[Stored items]
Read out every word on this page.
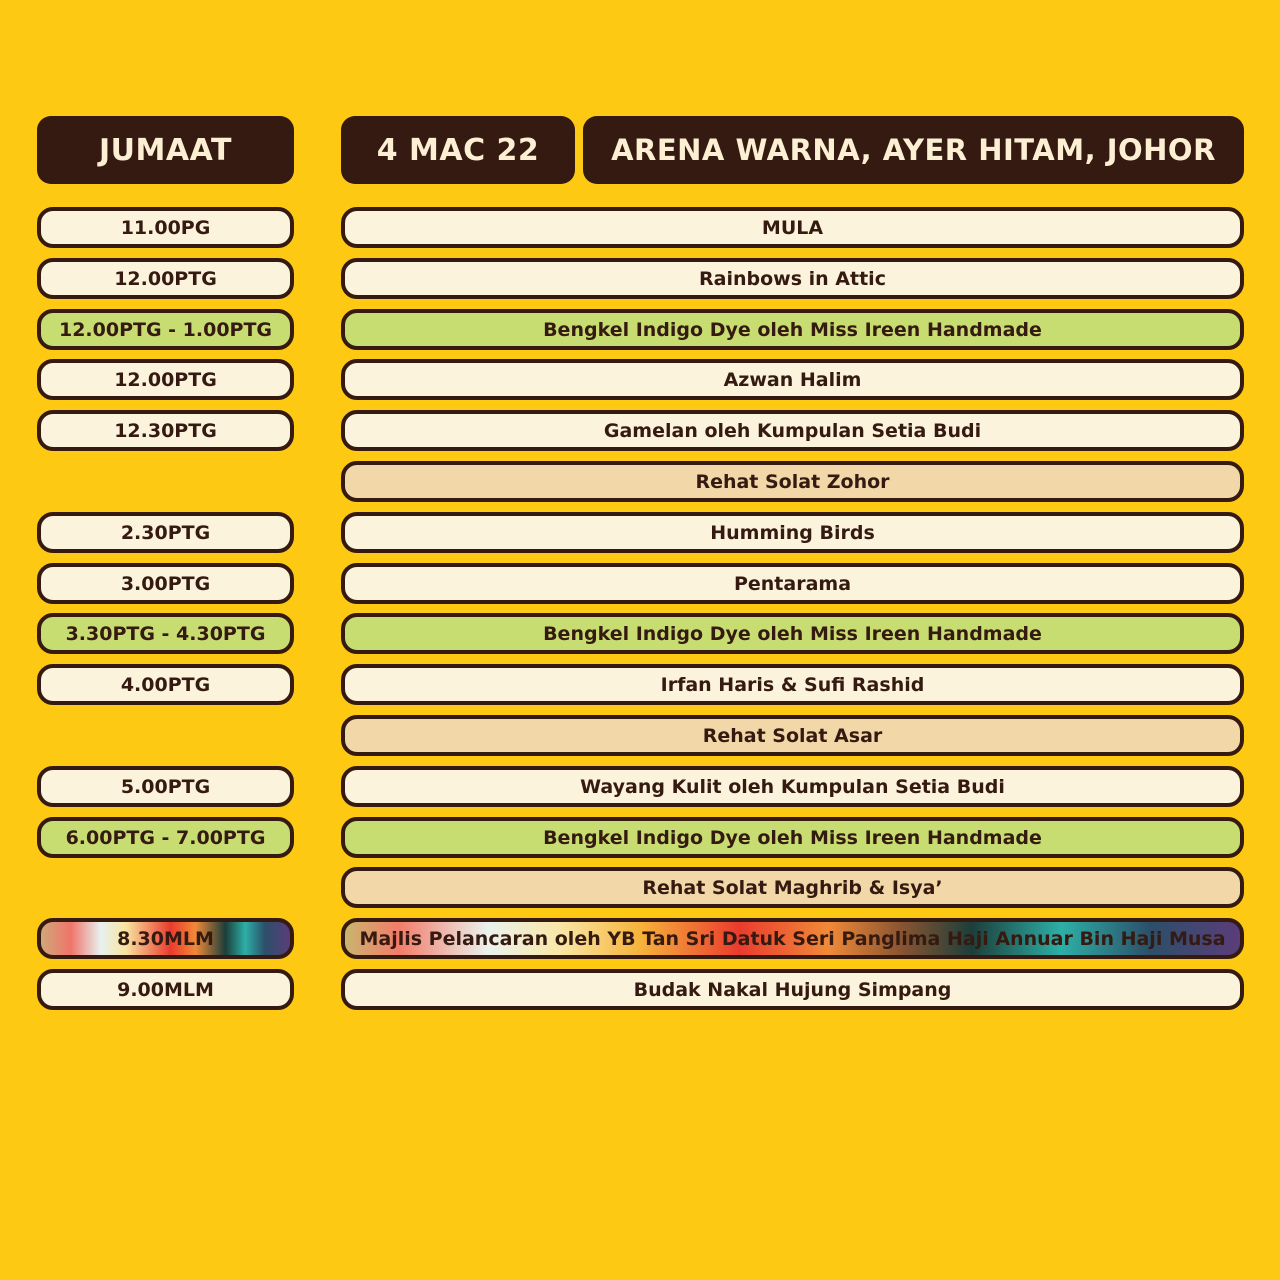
JUMAAT	4 MAC 22	ARENA WARNA, AYER HITAM, JOHOR
11.00PG	MULA
12.00PTG	Rainbows in Attic
12.00PTG - 1.00PTG	Bengkel Indigo Dye oleh Miss Ireen Handmade
12.00PTG	Azwan Halim
12.30PTG	Gamelan oleh Kumpulan Setia Budi
Rehat Solat Zohor
2.30PTG	Humming Birds
3.00PTG	Pentarama
3.30PTG - 4.30PTG	Bengkel Indigo Dye oleh Miss Ireen Handmade
4.00PTG	Irfan Haris & Sufi Rashid
Rehat Solat Asar
5.00PTG	Wayang Kulit oleh Kumpulan Setia Budi
6.00PTG - 7.00PTG	Bengkel Indigo Dye oleh Miss Ireen Handmade
Rehat Solat Maghrib & Isya’
8.30MLM	Majlis Pelancaran oleh YB Tan Sri Datuk Seri Panglima Haji Annuar Bin Haji Musa
9.00MLM	Budak Nakal Hujung Simpang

▸ Short task: Pictures in the records above are not copied; print everything else exactly.

▸ Result for this task:
Read out every word on this page.
JUMAAT	4 MAC 22	ARENA WARNA, AYER HITAM, JOHOR
11.00PG	MULA
12.00PTG	Rainbows in Attic
12.00PTG - 1.00PTG	Bengkel Indigo Dye oleh Miss Ireen Handmade
12.00PTG	Azwan Halim
12.30PTG	Gamelan oleh Kumpulan Setia Budi
Rehat Solat Zohor
2.30PTG	Humming Birds
3.00PTG	Pentarama
3.30PTG - 4.30PTG	Bengkel Indigo Dye oleh Miss Ireen Handmade
4.00PTG	Irfan Haris & Sufi Rashid
Rehat Solat Asar
5.00PTG	Wayang Kulit oleh Kumpulan Setia Budi
6.00PTG - 7.00PTG	Bengkel Indigo Dye oleh Miss Ireen Handmade
Rehat Solat Maghrib & Isya’
8.30MLM	Majlis Pelancaran oleh YB Tan Sri Datuk Seri Panglima Haji Annuar Bin Haji Musa
9.00MLM	Budak Nakal Hujung Simpang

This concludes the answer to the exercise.